Exercise aim
Word for word, transcribe all the entries shown below.

Provided records
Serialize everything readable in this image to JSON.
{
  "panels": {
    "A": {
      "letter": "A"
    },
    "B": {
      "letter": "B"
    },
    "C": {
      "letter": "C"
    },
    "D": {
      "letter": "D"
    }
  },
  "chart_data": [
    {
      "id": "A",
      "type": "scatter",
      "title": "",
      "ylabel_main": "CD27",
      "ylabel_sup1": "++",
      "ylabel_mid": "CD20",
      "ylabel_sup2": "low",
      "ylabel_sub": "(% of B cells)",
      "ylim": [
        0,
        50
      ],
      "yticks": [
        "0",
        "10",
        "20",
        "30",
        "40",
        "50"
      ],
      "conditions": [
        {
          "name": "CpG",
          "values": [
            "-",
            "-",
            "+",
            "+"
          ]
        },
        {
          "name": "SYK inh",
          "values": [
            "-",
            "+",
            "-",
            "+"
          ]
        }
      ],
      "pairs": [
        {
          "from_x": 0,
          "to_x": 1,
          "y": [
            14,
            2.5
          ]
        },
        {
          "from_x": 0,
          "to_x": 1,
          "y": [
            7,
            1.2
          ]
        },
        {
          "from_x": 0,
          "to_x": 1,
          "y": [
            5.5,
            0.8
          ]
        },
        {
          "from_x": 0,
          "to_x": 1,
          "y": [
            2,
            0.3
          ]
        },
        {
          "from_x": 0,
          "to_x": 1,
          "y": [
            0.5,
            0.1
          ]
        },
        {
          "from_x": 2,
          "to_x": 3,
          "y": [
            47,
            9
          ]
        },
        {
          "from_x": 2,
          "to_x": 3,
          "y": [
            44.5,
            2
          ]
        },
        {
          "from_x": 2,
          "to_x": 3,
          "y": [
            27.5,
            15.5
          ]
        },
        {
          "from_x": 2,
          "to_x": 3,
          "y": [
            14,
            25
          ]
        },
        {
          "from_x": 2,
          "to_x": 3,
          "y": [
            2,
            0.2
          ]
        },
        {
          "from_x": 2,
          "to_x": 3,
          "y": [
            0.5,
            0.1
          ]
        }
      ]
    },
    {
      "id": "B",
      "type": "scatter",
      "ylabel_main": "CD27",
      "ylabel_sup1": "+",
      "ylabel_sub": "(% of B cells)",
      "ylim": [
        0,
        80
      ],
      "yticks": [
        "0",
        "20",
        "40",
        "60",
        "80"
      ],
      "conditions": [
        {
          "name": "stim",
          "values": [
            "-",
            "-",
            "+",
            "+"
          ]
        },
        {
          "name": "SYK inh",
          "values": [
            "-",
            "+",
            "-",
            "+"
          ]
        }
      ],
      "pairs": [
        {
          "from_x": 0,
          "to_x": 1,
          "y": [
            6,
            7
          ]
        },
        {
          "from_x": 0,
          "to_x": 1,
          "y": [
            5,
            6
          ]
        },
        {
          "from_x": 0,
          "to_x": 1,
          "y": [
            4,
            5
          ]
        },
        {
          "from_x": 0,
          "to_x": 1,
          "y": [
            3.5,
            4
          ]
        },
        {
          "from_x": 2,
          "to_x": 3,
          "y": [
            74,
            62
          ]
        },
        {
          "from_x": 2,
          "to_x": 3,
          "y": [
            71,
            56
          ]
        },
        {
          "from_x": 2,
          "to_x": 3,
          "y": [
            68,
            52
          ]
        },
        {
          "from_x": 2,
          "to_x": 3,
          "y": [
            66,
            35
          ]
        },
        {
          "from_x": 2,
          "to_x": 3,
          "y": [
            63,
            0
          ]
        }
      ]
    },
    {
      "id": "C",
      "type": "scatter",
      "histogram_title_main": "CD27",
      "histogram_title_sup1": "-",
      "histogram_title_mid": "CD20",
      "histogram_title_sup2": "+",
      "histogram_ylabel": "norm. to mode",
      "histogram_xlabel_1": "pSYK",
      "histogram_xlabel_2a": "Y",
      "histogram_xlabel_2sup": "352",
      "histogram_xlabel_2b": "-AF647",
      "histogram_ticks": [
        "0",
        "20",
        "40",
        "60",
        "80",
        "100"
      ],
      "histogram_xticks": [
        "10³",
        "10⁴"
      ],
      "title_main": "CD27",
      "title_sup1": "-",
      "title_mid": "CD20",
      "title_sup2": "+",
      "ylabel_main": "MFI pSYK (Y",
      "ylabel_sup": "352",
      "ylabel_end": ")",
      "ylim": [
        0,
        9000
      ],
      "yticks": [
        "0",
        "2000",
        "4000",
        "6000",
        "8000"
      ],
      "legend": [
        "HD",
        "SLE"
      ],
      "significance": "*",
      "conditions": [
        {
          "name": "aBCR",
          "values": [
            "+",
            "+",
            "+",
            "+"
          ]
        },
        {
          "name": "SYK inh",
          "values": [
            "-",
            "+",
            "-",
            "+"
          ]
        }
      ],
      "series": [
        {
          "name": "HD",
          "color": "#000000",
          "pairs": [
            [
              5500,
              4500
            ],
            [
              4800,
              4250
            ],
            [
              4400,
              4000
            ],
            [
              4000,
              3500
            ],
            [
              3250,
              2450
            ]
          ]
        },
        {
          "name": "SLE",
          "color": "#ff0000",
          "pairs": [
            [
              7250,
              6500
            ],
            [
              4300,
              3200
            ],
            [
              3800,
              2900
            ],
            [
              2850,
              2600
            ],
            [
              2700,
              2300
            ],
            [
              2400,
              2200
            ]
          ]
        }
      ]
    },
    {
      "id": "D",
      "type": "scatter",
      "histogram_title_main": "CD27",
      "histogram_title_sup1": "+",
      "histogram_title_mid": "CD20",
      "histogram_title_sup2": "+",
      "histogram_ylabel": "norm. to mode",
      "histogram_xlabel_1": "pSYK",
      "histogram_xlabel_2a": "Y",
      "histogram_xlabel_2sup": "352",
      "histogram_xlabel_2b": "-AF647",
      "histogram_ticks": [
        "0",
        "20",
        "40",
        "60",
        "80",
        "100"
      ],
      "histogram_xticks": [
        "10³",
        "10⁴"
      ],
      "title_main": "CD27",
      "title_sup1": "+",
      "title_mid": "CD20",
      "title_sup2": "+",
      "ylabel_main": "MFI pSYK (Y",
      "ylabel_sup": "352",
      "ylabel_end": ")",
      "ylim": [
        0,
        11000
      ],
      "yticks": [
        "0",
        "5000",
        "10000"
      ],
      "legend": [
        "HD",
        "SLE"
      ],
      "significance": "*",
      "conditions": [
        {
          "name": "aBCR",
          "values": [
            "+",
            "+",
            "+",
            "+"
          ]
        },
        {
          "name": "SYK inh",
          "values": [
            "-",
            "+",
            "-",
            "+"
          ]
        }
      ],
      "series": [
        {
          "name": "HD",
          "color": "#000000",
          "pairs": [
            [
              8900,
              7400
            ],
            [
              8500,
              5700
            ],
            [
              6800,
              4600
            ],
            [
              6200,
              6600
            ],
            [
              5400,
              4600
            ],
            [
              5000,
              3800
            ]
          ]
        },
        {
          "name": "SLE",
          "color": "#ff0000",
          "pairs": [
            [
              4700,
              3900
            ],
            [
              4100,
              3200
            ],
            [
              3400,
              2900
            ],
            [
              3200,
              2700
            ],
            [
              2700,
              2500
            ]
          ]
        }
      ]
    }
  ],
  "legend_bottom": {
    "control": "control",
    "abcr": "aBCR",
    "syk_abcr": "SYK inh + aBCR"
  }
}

Result
Serialize everything readable in this image to JSON.
{
  "panels": {
    "A": {
      "letter": "A"
    },
    "B": {
      "letter": "B"
    },
    "C": {
      "letter": "C"
    },
    "D": {
      "letter": "D"
    }
  },
  "chart_data": [
    {
      "id": "A",
      "type": "scatter",
      "title": "",
      "ylabel_main": "CD27",
      "ylabel_sup1": "++",
      "ylabel_mid": "CD20",
      "ylabel_sup2": "low",
      "ylabel_sub": "(% of B cells)",
      "ylim": [
        0,
        50
      ],
      "yticks": [
        "0",
        "10",
        "20",
        "30",
        "40",
        "50"
      ],
      "conditions": [
        {
          "name": "CpG",
          "values": [
            "-",
            "-",
            "+",
            "+"
          ]
        },
        {
          "name": "SYK inh",
          "values": [
            "-",
            "+",
            "-",
            "+"
          ]
        }
      ],
      "pairs": [
        {
          "from_x": 0,
          "to_x": 1,
          "y": [
            14,
            2.5
          ]
        },
        {
          "from_x": 0,
          "to_x": 1,
          "y": [
            7,
            1.2
          ]
        },
        {
          "from_x": 0,
          "to_x": 1,
          "y": [
            5.5,
            0.8
          ]
        },
        {
          "from_x": 0,
          "to_x": 1,
          "y": [
            2,
            0.3
          ]
        },
        {
          "from_x": 0,
          "to_x": 1,
          "y": [
            0.5,
            0.1
          ]
        },
        {
          "from_x": 2,
          "to_x": 3,
          "y": [
            47,
            9
          ]
        },
        {
          "from_x": 2,
          "to_x": 3,
          "y": [
            44.5,
            2
          ]
        },
        {
          "from_x": 2,
          "to_x": 3,
          "y": [
            27.5,
            15.5
          ]
        },
        {
          "from_x": 2,
          "to_x": 3,
          "y": [
            14,
            25
          ]
        },
        {
          "from_x": 2,
          "to_x": 3,
          "y": [
            2,
            0.2
          ]
        },
        {
          "from_x": 2,
          "to_x": 3,
          "y": [
            0.5,
            0.1
          ]
        }
      ]
    },
    {
      "id": "B",
      "type": "scatter",
      "ylabel_main": "CD27",
      "ylabel_sup1": "+",
      "ylabel_sub": "(% of B cells)",
      "ylim": [
        0,
        80
      ],
      "yticks": [
        "0",
        "20",
        "40",
        "60",
        "80"
      ],
      "conditions": [
        {
          "name": "stim",
          "values": [
            "-",
            "-",
            "+",
            "+"
          ]
        },
        {
          "name": "SYK inh",
          "values": [
            "-",
            "+",
            "-",
            "+"
          ]
        }
      ],
      "pairs": [
        {
          "from_x": 0,
          "to_x": 1,
          "y": [
            6,
            7
          ]
        },
        {
          "from_x": 0,
          "to_x": 1,
          "y": [
            5,
            6
          ]
        },
        {
          "from_x": 0,
          "to_x": 1,
          "y": [
            4,
            5
          ]
        },
        {
          "from_x": 0,
          "to_x": 1,
          "y": [
            3.5,
            4
          ]
        },
        {
          "from_x": 2,
          "to_x": 3,
          "y": [
            74,
            62
          ]
        },
        {
          "from_x": 2,
          "to_x": 3,
          "y": [
            71,
            56
          ]
        },
        {
          "from_x": 2,
          "to_x": 3,
          "y": [
            68,
            52
          ]
        },
        {
          "from_x": 2,
          "to_x": 3,
          "y": [
            66,
            35
          ]
        },
        {
          "from_x": 2,
          "to_x": 3,
          "y": [
            63,
            0
          ]
        }
      ]
    },
    {
      "id": "C",
      "type": "scatter",
      "histogram_title_main": "CD27",
      "histogram_title_sup1": "-",
      "histogram_title_mid": "CD20",
      "histogram_title_sup2": "+",
      "histogram_ylabel": "norm. to mode",
      "histogram_xlabel_1": "pSYK",
      "histogram_xlabel_2a": "Y",
      "histogram_xlabel_2sup": "352",
      "histogram_xlabel_2b": "-AF647",
      "histogram_ticks": [
        "0",
        "20",
        "40",
        "60",
        "80",
        "100"
      ],
      "histogram_xticks": [
        "10³",
        "10⁴"
      ],
      "title_main": "CD27",
      "title_sup1": "-",
      "title_mid": "CD20",
      "title_sup2": "+",
      "ylabel_main": "MFI pSYK (Y",
      "ylabel_sup": "352",
      "ylabel_end": ")",
      "ylim": [
        0,
        9000
      ],
      "yticks": [
        "0",
        "2000",
        "4000",
        "6000",
        "8000"
      ],
      "legend": [
        "HD",
        "SLE"
      ],
      "significance": "*",
      "conditions": [
        {
          "name": "aBCR",
          "values": [
            "+",
            "+",
            "+",
            "+"
          ]
        },
        {
          "name": "SYK inh",
          "values": [
            "-",
            "+",
            "-",
            "+"
          ]
        }
      ],
      "series": [
        {
          "name": "HD",
          "color": "#000000",
          "pairs": [
            [
              5500,
              4500
            ],
            [
              4800,
              4250
            ],
            [
              4400,
              4000
            ],
            [
              4000,
              3500
            ],
            [
              3250,
              2450
            ]
          ]
        },
        {
          "name": "SLE",
          "color": "#ff0000",
          "pairs": [
            [
              7250,
              6500
            ],
            [
              4300,
              3200
            ],
            [
              3800,
              2900
            ],
            [
              2850,
              2600
            ],
            [
              2700,
              2300
            ],
            [
              2400,
              2200
            ]
          ]
        }
      ]
    },
    {
      "id": "D",
      "type": "scatter",
      "histogram_title_main": "CD27",
      "histogram_title_sup1": "+",
      "histogram_title_mid": "CD20",
      "histogram_title_sup2": "+",
      "histogram_ylabel": "norm. to mode",
      "histogram_xlabel_1": "pSYK",
      "histogram_xlabel_2a": "Y",
      "histogram_xlabel_2sup": "352",
      "histogram_xlabel_2b": "-AF647",
      "histogram_ticks": [
        "0",
        "20",
        "40",
        "60",
        "80",
        "100"
      ],
      "histogram_xticks": [
        "10³",
        "10⁴"
      ],
      "title_main": "CD27",
      "title_sup1": "+",
      "title_mid": "CD20",
      "title_sup2": "+",
      "ylabel_main": "MFI pSYK (Y",
      "ylabel_sup": "352",
      "ylabel_end": ")",
      "ylim": [
        0,
        11000
      ],
      "yticks": [
        "0",
        "5000",
        "10000"
      ],
      "legend": [
        "HD",
        "SLE"
      ],
      "significance": "*",
      "conditions": [
        {
          "name": "aBCR",
          "values": [
            "+",
            "+",
            "+",
            "+"
          ]
        },
        {
          "name": "SYK inh",
          "values": [
            "-",
            "+",
            "-",
            "+"
          ]
        }
      ],
      "series": [
        {
          "name": "HD",
          "color": "#000000",
          "pairs": [
            [
              8900,
              7400
            ],
            [
              8500,
              5700
            ],
            [
              6800,
              4600
            ],
            [
              6200,
              6600
            ],
            [
              5400,
              4600
            ],
            [
              5000,
              3800
            ]
          ]
        },
        {
          "name": "SLE",
          "color": "#ff0000",
          "pairs": [
            [
              4700,
              3900
            ],
            [
              4100,
              3200
            ],
            [
              3400,
              2900
            ],
            [
              3200,
              2700
            ],
            [
              2700,
              2500
            ]
          ]
        }
      ]
    }
  ],
  "legend_bottom": {
    "control": "control",
    "abcr": "aBCR",
    "syk_abcr": "SYK inh + aBCR"
  }
}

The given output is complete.